=== Instruction ===
Look through the material below. Copy every line with the string "dispersed" in it.

=== Data shown ===
========================
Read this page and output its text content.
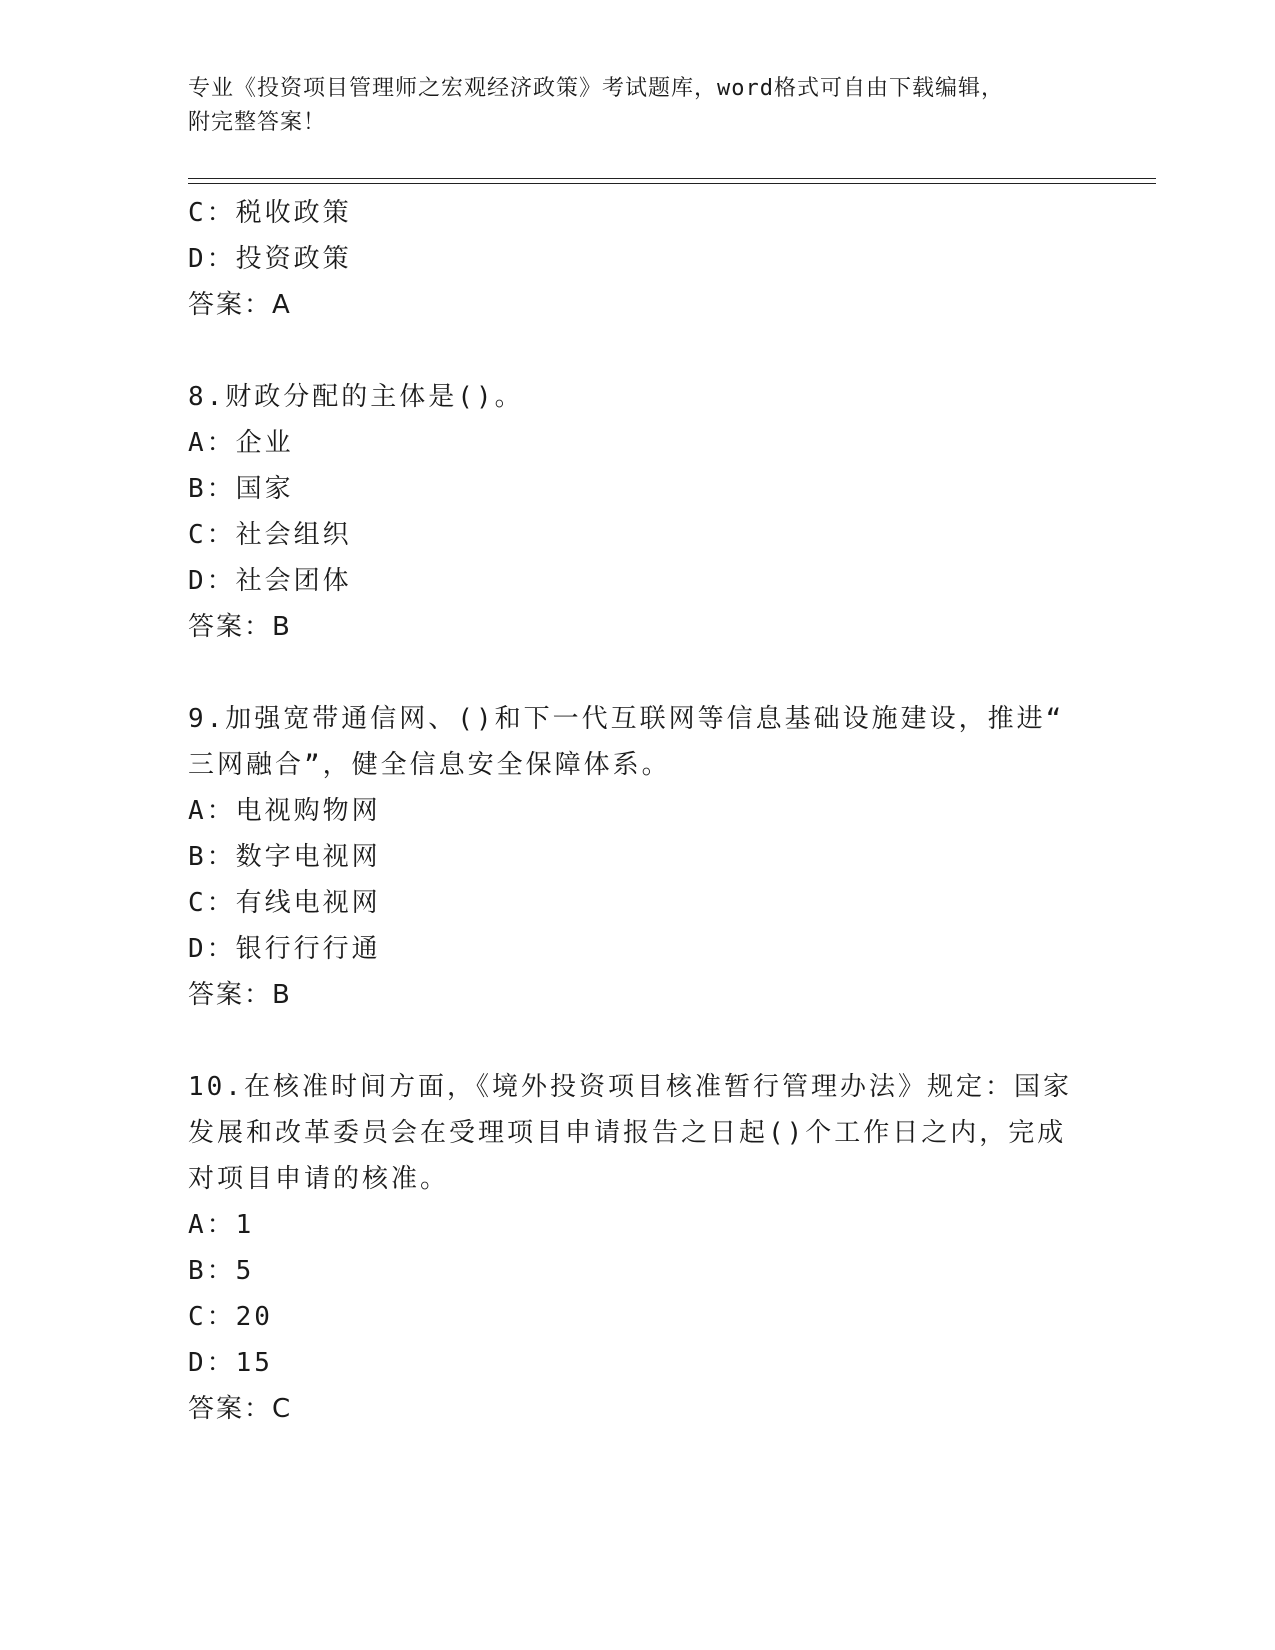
专业《投资项目管理师之宏观经济政策》考试题库，word格式可自由下载编辑，
附完整答案！
C：税收政策
D：投资政策
答案：A
8.财政分配的主体是()。
A：企业
B：国家
C：社会组织
D：社会团体
答案：B
9.加强宽带通信网、()和下一代互联网等信息基础设施建设，推进“
三网融合”，健全信息安全保障体系。
A：电视购物网
B：数字电视网
C：有线电视网
D：银行行行通
答案：B
10.在核准时间方面，《境外投资项目核准暂行管理办法》规定：国家
发展和改革委员会在受理项目申请报告之日起()个工作日之内，完成
对项目申请的核准。
A：1
B：5
C：20
D：15
答案：C
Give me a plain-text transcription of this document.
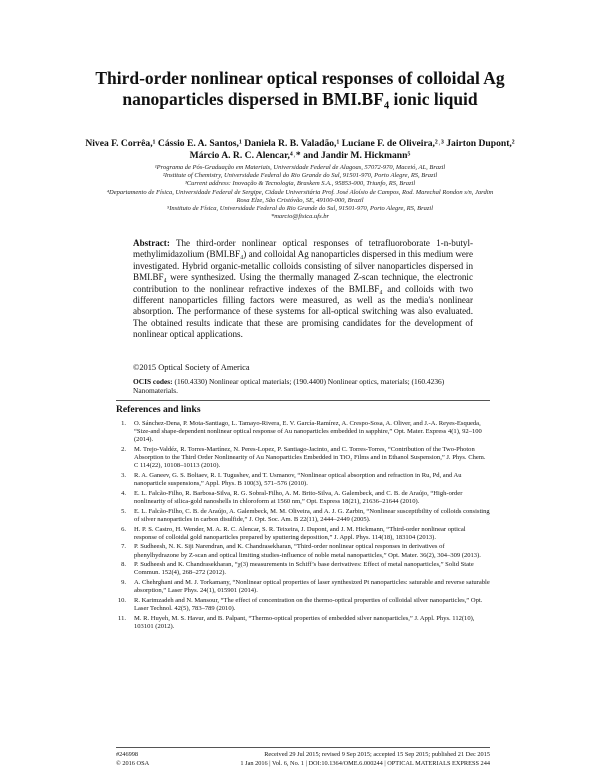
Third-order nonlinear optical responses of colloidal Ag nanoparticles dispersed in BMI.BF₄ ionic liquid
Nivea F. Corrêa,¹ Cássio E. A. Santos,¹ Daniela R. B. Valadão,¹ Luciane F. de Oliveira,²˒³ Jairton Dupont,² Márcio A. R. C. Alencar,⁴˒* and Jandir M. Hickmann⁵
¹Programa de Pós-Graduação em Materiais, Universidade Federal de Alagoas, 57072-970, Maceió, AL, Brazil
²Institute of Chemistry, Universidade Federal do Rio Grande do Sul, 91501-970, Porto Alegre, RS, Brazil
³Current address: Inovação & Tecnologia, Braskem S.A., 95853-000, Triunfo, RS, Brazil
⁴Departamento de Física, Universidade Federal de Sergipe, Cidade Universitária Prof. José Aloísio de Campos, Rod. Marechal Rondon s/n, Jardim Rosa Elze, São Cristóvão, SE, 49100-000, Brazil
⁵Instituto de Física, Universidade Federal do Rio Grande do Sul, 91501-970, Porto Alegre, RS, Brazil
*marcio@fisica.ufs.br
Abstract: The third-order nonlinear optical responses of tetrafluoroborate 1-n-butyl-methylimidazolium (BMI.BF₄) and colloidal Ag nanoparticles dispersed in this medium were investigated. Hybrid organic-metallic colloids consisting of silver nanoparticles dispersed in BMI.BF₄ were synthesized. Using the thermally managed Z-scan technique, the electronic contribution to the nonlinear refractive indexes of the BMI.BF₄ and colloids with two different nanoparticles filling factors were measured, as well as the media's nonlinear absorption. The performance of these systems for all-optical switching was also evaluated. The obtained results indicate that these are promising candidates for the development of nonlinear optical applications.
©2015 Optical Society of America
OCIS codes: (160.4330) Nonlinear optical materials; (190.4400) Nonlinear optics, materials; (160.4236) Nanomaterials.
References and links
1. O. Sánchez-Dena, P. Mota-Santiago, L. Tamayo-Rivera, E. V. García-Ramírez, A. Crespo-Sosa, A. Oliver, and J.-A. Reyes-Esqueda, “Size-and shape-dependent nonlinear optical response of Au nanoparticles embedded in sapphire,” Opt. Mater. Express 4(1), 92–100 (2014).
2. M. Trejo-Valdéz, R. Torres-Martínez, N. Peres-Lopez, P. Santiago-Jacinto, and C. Torres-Torres, “Contribution of the Two-Photon Absorption to the Third Order Nonlinearity of Au Nanoparticles Embedded in TiO₂ Films and in Ethanol Suspension,” J. Phys. Chem. C 114(22), 10108–10113 (2010).
3. R. A. Ganeev, G. S. Boltaev, R. I. Tugushev, and T. Usmanov, “Nonlinear optical absorption and refraction in Ru, Pd, and Au nanoparticle suspensions,” Appl. Phys. B 100(3), 571–576 (2010).
4. E. L. Falcão-Filho, R. Barbosa-Silva, R. G. Sobral-Filho, A. M. Brito-Silva, A. Galembeck, and C. B. de Araújo, “High-order nonlinearity of silica-gold nanoshells in chloroform at 1560 nm,” Opt. Express 18(21), 21636–21644 (2010).
5. E. L. Falcão-Filho, C. B. de Araújo, A. Galembeck, M. M. Oliveira, and A. J. G. Zarbin, “Nonlinear susceptibility of colloids consisting of silver nanoparticles in carbon disulfide,” J. Opt. Soc. Am. B 22(11), 2444–2449 (2005).
6. H. P. S. Castro, H. Wender, M. A. R. C. Alencar, S. R. Teixeira, J. Dupont, and J. M. Hickmann, “Third-order nonlinear optical response of colloidal gold nanoparticles prepared by sputtering deposition,” J. Appl. Phys. 114(18), 183104 (2013).
7. P. Sudheesh, N. K. Siji Narendran, and K. Chandrasekharan, “Third-order nonlinear optical responses in derivatives of phenylhydrazone by Z-scan and optical limiting studies-influence of noble metal nanoparticles,” Opt. Mater. 36(2), 304–309 (2013).
8. P. Sudheesh and K. Chandrasekharan, “χ(3) measurements in Schiff’s base derivatives: Effect of metal nanoparticles,” Solid State Commun. 152(4), 268–272 (2012).
9. A. Chehrghani and M. J. Torkamany, “Nonlinear optical properties of laser synthesized Pt nanoparticles: saturable and reverse saturable absorption,” Laser Phys. 24(1), 015901 (2014).
10. R. Karimzadeh and N. Mansour, “The effect of concentration on the thermo-optical properties of colloidal silver nanoparticles,” Opt. Laser Technol. 42(5), 783–789 (2010).
11. M. R. Huyeh, M. S. Havur, and B. Palpant, “Thermo-optical properties of embedded silver nanoparticles,” J. Appl. Phys. 112(10), 103101 (2012).
#246998	Received 29 Jul 2015; revised 9 Sep 2015; accepted 15 Sep 2015; published 21 Dec 2015
© 2016 OSA	1 Jan 2016 | Vol. 6, No. 1 | DOI:10.1364/OME.6.000244 | OPTICAL MATERIALS EXPRESS 244
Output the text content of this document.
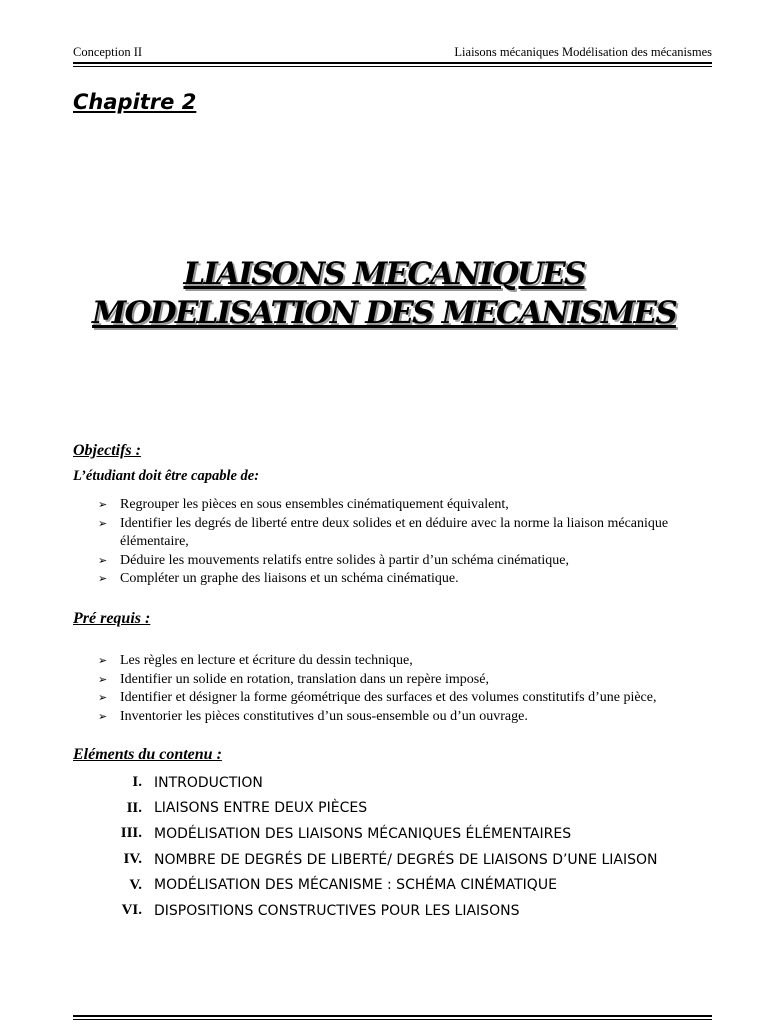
Conception II	Liaisons mécaniques Modélisation des mécanismes
Chapitre 2
LIAISONS MECANIQUES
MODELISATION DES MECANISMES
Objectifs :
L’étudiant doit être capable de:
➢ Regrouper les pièces en sous ensembles cinématiquement équivalent,
➢ Identifier les degrés de liberté entre deux solides et en déduire avec la norme la liaison mécanique élémentaire,
➢ Déduire les mouvements relatifs entre solides à partir d’un schéma cinématique,
➢ Compléter un graphe des liaisons et un schéma cinématique.
Pré requis :
➢ Les règles en lecture et écriture du dessin technique,
➢ Identifier un solide en rotation, translation dans un repère imposé,
➢ Identifier et désigner la forme géométrique des surfaces et des volumes constitutifs d’une pièce,
➢ Inventorier les pièces constitutives d’un sous-ensemble ou d’un ouvrage.
Eléments du contenu :
I. INTRODUCTION
II. LIAISONS ENTRE DEUX PIÈCES
III. MODÉLISATION DES LIAISONS MÉCANIQUES ÉLÉMENTAIRES
IV. NOMBRE DE DEGRÉS DE LIBERTÉ/ DEGRÉS DE LIAISONS D’UNE LIAISON
V. MODÉLISATION DES MÉCANISME : SCHÉMA CINÉMATIQUE
VI. DISPOSITIONS CONSTRUCTIVES POUR LES LIAISONS
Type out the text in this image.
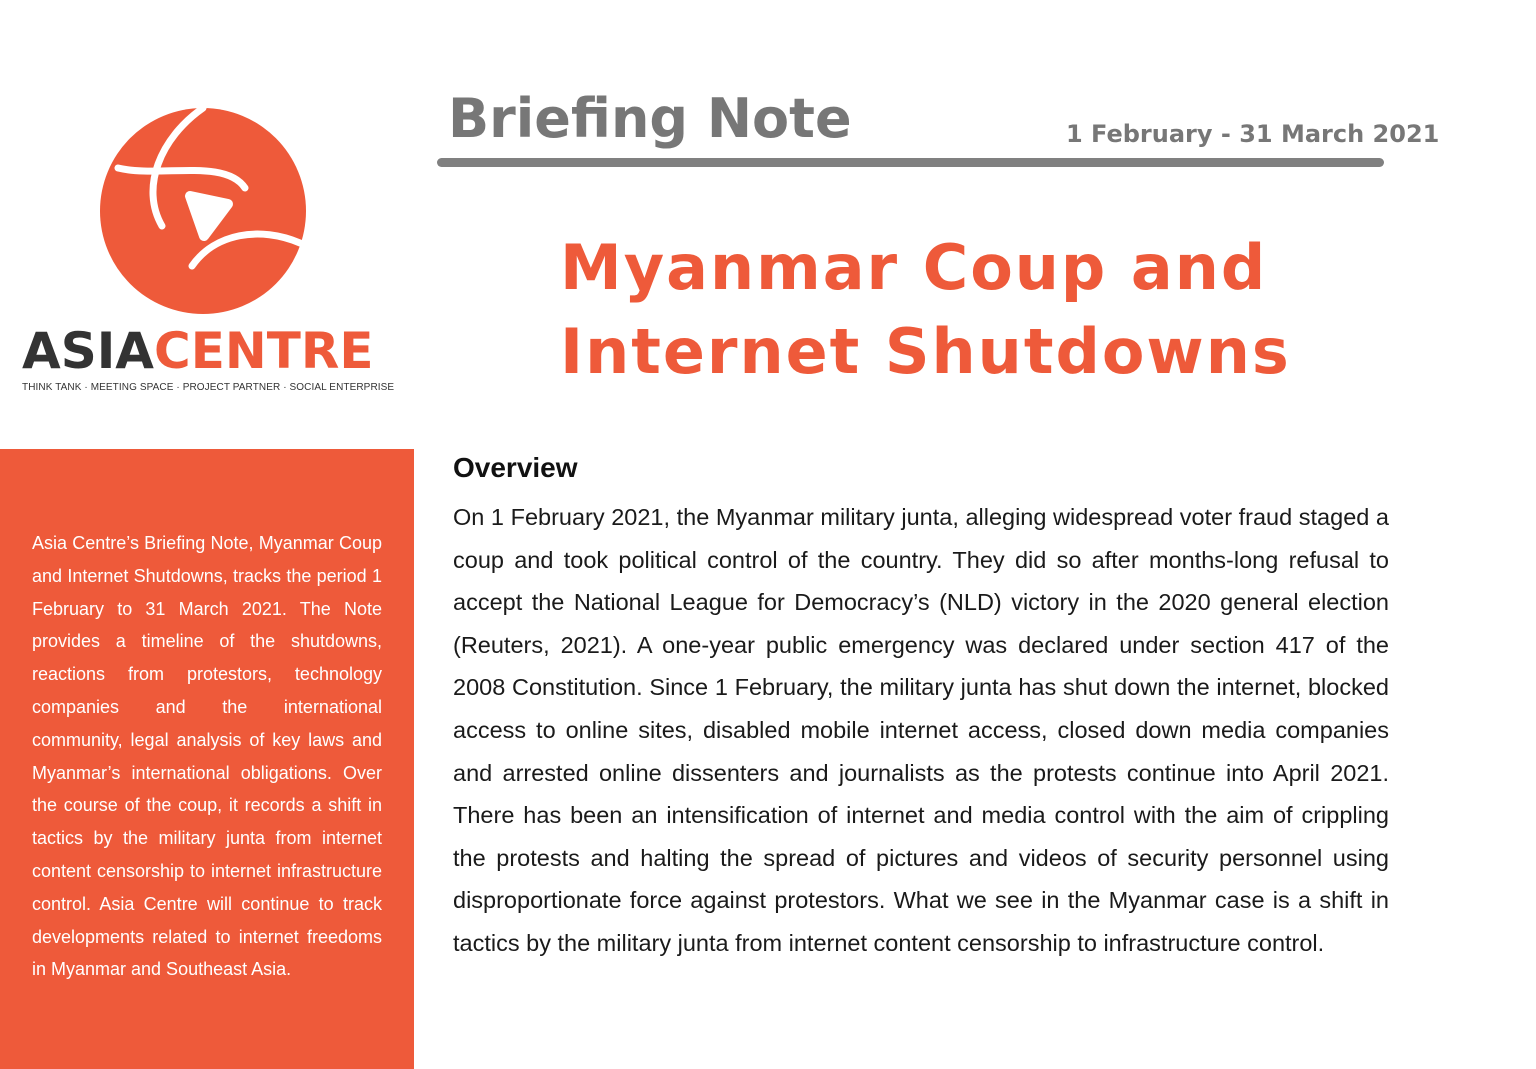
ASIACENTRE
THINK TANK · MEETING SPACE · PROJECT PARTNER · SOCIAL ENTERPRISE
Briefing Note	1 February - 31 March 2021
Myanmar Coup and
Internet Shutdowns
Asia Centre’s Briefing Note, Myanmar Coup and Internet Shutdowns, tracks the period 1 February to 31 March 2021. The Note provides a timeline of the shutdowns, reactions from protestors, technology companies and the international community, legal analysis of key laws and Myanmar’s international obligations. Over the course of the coup, it records a shift in tactics by the military junta from internet content censorship to internet infrastructure control. Asia Centre will continue to track developments related to internet freedoms in Myanmar and Southeast Asia.
Overview
On 1 February 2021, the Myanmar military junta, alleging widespread voter fraud staged a coup and took political control of the country. They did so after months-long refusal to accept the National League for Democracy’s (NLD) victory in the 2020 general election (Reuters, 2021). A one-year public emergency was declared under section 417 of the 2008 Constitution. Since 1 February, the military junta has shut down the internet, blocked access to online sites, disabled mobile internet access, closed down media companies and arrested online dissenters and journalists as the protests continue into April 2021. There has been an intensification of internet and media control with the aim of crippling the protests and halting the spread of pictures and videos of security personnel using disproportionate force against protestors. What we see in the Myanmar case is a shift in tactics by the military junta from internet content censorship to infrastructure control.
========================
=== Response for this exercise ===
Third-order nonlinear optical responses of colloidal Ag nanoparticles dispersed in BMI.BF₄ ionic liquid
Abstract: The third-order nonlinear optical responses of tetrafluoroborate 1-n-butyl-methylimidazolium (BMI.BF₄) and colloidal Ag nanoparticles dispersed in this medium were investigated. Hybrid organic-metallic colloids consisting of silver nanoparticles dispersed in BMI.BF₄ were synthesized. Using the thermally managed Z-scan technique, the electronic contribution to the nonlinear refractive indexes of the BMI.BF₄ and colloids with two different nanoparticles filling factors were measured, as well as the media's nonlinear absorption. The performance of these systems for all-optical switching was also evaluated. The obtained results indicate that these are promising candidates for the development of nonlinear optical applications.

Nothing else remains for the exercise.